=== What you need to do ===
Retype all the records with nothing changed.

[start of Dataset excerpts]

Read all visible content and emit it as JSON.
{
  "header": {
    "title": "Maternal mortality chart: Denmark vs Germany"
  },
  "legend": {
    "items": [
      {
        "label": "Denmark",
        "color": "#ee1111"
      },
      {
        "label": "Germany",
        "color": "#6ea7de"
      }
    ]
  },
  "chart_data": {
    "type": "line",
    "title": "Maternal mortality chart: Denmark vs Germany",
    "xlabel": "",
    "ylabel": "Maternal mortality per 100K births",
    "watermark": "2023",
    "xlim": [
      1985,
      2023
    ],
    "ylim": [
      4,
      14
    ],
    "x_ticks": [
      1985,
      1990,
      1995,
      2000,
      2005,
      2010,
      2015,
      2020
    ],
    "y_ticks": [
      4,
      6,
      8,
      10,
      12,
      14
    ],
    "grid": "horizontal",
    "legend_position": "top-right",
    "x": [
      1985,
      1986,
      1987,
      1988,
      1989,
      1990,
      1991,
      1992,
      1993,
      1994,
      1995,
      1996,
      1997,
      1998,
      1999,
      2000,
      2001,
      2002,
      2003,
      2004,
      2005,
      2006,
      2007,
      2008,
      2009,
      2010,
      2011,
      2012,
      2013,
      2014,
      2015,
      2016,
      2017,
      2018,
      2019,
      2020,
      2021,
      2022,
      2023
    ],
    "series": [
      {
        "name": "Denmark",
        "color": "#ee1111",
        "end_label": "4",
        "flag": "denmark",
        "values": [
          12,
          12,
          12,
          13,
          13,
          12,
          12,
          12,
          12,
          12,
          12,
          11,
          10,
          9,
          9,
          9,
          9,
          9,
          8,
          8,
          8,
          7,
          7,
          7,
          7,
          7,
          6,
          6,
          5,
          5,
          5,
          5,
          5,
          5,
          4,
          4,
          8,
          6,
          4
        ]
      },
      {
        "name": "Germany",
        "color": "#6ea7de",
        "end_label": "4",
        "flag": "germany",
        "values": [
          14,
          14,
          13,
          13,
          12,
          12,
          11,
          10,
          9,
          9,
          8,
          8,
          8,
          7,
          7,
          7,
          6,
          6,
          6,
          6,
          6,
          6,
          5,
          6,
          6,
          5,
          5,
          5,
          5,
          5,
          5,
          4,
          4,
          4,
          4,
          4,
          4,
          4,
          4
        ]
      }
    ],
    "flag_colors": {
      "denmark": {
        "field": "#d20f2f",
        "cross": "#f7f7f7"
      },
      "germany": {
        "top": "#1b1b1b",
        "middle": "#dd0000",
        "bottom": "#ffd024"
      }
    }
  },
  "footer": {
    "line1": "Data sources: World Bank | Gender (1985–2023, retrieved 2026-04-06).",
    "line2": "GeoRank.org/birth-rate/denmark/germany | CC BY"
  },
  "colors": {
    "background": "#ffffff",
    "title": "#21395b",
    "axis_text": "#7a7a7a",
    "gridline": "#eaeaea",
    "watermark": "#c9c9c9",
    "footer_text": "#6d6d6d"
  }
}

[end of Dataset excerpts]

=== Exercise response ===
Read all visible content and emit it as JSON.
{
  "header": {
    "title": "Maternal mortality chart: Denmark vs Germany"
  },
  "legend": {
    "items": [
      {
        "label": "Denmark",
        "color": "#ee1111"
      },
      {
        "label": "Germany",
        "color": "#6ea7de"
      }
    ]
  },
  "chart_data": {
    "type": "line",
    "title": "Maternal mortality chart: Denmark vs Germany",
    "xlabel": "",
    "ylabel": "Maternal mortality per 100K births",
    "watermark": "2023",
    "xlim": [
      1985,
      2023
    ],
    "ylim": [
      4,
      14
    ],
    "x_ticks": [
      1985,
      1990,
      1995,
      2000,
      2005,
      2010,
      2015,
      2020
    ],
    "y_ticks": [
      4,
      6,
      8,
      10,
      12,
      14
    ],
    "grid": "horizontal",
    "legend_position": "top-right",
    "x": [
      1985,
      1986,
      1987,
      1988,
      1989,
      1990,
      1991,
      1992,
      1993,
      1994,
      1995,
      1996,
      1997,
      1998,
      1999,
      2000,
      2001,
      2002,
      2003,
      2004,
      2005,
      2006,
      2007,
      2008,
      2009,
      2010,
      2011,
      2012,
      2013,
      2014,
      2015,
      2016,
      2017,
      2018,
      2019,
      2020,
      2021,
      2022,
      2023
    ],
    "series": [
      {
        "name": "Denmark",
        "color": "#ee1111",
        "end_label": "4",
        "flag": "denmark",
        "values": [
          12,
          12,
          12,
          13,
          13,
          12,
          12,
          12,
          12,
          12,
          12,
          11,
          10,
          9,
          9,
          9,
          9,
          9,
          8,
          8,
          8,
          7,
          7,
          7,
          7,
          7,
          6,
          6,
          5,
          5,
          5,
          5,
          5,
          5,
          4,
          4,
          8,
          6,
          4
        ]
      },
      {
        "name": "Germany",
        "color": "#6ea7de",
        "end_label": "4",
        "flag": "germany",
        "values": [
          14,
          14,
          13,
          13,
          12,
          12,
          11,
          10,
          9,
          9,
          8,
          8,
          8,
          7,
          7,
          7,
          6,
          6,
          6,
          6,
          6,
          6,
          5,
          6,
          6,
          5,
          5,
          5,
          5,
          5,
          5,
          4,
          4,
          4,
          4,
          4,
          4,
          4,
          4
        ]
      }
    ],
    "flag_colors": {
      "denmark": {
        "field": "#d20f2f",
        "cross": "#f7f7f7"
      },
      "germany": {
        "top": "#1b1b1b",
        "middle": "#dd0000",
        "bottom": "#ffd024"
      }
    }
  },
  "footer": {
    "line1": "Data sources: World Bank | Gender (1985–2023, retrieved 2026-04-06).",
    "line2": "GeoRank.org/birth-rate/denmark/germany | CC BY"
  },
  "colors": {
    "background": "#ffffff",
    "title": "#21395b",
    "axis_text": "#7a7a7a",
    "gridline": "#eaeaea",
    "watermark": "#c9c9c9",
    "footer_text": "#6d6d6d"
  }
}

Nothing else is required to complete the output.